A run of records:
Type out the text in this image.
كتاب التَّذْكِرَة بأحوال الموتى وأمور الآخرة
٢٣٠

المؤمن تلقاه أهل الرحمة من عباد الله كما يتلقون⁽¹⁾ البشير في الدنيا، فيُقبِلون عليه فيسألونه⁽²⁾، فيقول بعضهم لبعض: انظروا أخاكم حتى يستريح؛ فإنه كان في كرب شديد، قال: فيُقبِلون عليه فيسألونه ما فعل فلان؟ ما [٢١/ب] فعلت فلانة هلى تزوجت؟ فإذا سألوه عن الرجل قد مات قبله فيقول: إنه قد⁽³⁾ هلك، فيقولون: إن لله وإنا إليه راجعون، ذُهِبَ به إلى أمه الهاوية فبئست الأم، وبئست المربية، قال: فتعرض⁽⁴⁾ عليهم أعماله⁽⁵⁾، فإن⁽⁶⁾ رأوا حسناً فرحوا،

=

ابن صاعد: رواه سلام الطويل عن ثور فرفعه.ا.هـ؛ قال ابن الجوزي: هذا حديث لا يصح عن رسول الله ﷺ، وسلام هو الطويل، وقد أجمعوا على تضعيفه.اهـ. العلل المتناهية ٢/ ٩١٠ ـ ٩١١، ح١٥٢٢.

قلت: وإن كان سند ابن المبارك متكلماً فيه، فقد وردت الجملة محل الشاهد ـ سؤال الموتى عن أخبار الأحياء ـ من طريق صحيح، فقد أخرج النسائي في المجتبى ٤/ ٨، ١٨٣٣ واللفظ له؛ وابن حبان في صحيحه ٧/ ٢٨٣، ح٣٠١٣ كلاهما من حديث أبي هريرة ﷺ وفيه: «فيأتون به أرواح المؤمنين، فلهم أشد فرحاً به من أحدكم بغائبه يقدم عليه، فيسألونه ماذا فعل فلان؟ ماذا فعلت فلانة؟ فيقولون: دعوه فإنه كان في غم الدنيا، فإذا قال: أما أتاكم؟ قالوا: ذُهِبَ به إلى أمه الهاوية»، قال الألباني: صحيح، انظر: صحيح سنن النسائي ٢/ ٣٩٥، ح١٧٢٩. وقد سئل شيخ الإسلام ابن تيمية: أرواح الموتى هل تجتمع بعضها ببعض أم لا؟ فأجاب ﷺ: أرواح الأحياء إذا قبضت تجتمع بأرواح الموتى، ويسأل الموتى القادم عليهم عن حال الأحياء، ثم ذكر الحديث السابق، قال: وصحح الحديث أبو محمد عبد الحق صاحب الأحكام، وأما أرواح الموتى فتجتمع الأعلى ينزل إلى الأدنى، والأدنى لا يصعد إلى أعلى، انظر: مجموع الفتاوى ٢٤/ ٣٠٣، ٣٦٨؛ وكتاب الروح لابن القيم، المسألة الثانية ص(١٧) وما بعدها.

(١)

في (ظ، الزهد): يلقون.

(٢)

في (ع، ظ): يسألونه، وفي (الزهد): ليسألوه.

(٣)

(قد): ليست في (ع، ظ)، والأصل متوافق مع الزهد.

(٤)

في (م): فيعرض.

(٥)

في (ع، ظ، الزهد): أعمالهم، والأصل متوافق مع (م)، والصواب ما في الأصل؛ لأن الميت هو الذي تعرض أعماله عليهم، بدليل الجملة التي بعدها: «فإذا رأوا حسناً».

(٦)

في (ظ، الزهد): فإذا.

*Goal*
Extract every line from the records above that contains the word "الجملة".

*Answer in full*
قلت: وإن كان سند ابن المبارك متكلماً فيه، فقد وردت الجملة محل الشاهد ـ سؤال الموتى عن أخبار الأحياء ـ من طريق صحيح، فقد أخرج النسائي في المجتبى ٤/ ٨، ١٨٣٣ واللفظ له؛ وابن حبان في صحيحه ٧/ ٢٨٣، ح٣٠١٣ كلاهما من حديث أبي هريرة ﷺ وفيه: «فيأتون به أرواح المؤمنين، فلهم أشد فرحاً به من أحدكم بغائبه يقدم عليه، فيسألونه ماذا فعل فلان؟ ماذا فعلت فلانة؟ فيقولون: دعوه فإنه كان في غم الدنيا، فإذا قال: أما أتاكم؟ قالوا: ذُهِبَ به إلى أمه الهاوية»، قال الألباني: صحيح، انظر: صحيح سنن النسائي ٢/ ٣٩٥، ح١٧٢٩. وقد سئل شيخ الإسلام ابن تيمية: أرواح الموتى هل تجتمع بعضها ببعض أم لا؟ فأجاب ﷺ: أرواح الأحياء إذا قبضت تجتمع بأرواح الموتى، ويسأل الموتى القادم عليهم عن حال الأحياء، ثم ذكر الحديث السابق، قال: وصحح الحديث أبو محمد عبد الحق صاحب الأحكام، وأما أرواح الموتى فتجتمع الأعلى ينزل إلى الأدنى، والأدنى لا يصعد إلى أعلى، انظر: مجموع الفتاوى ٢٤/ ٣٠٣، ٣٦٨؛ وكتاب الروح لابن القيم، المسألة الثانية ص(١٧) وما بعدها.
في (ع، ظ، الزهد): أعمالهم، والأصل متوافق مع (م)، والصواب ما في الأصل؛ لأن الميت هو الذي تعرض أعماله عليهم، بدليل الجملة التي بعدها: «فإذا رأوا حسناً».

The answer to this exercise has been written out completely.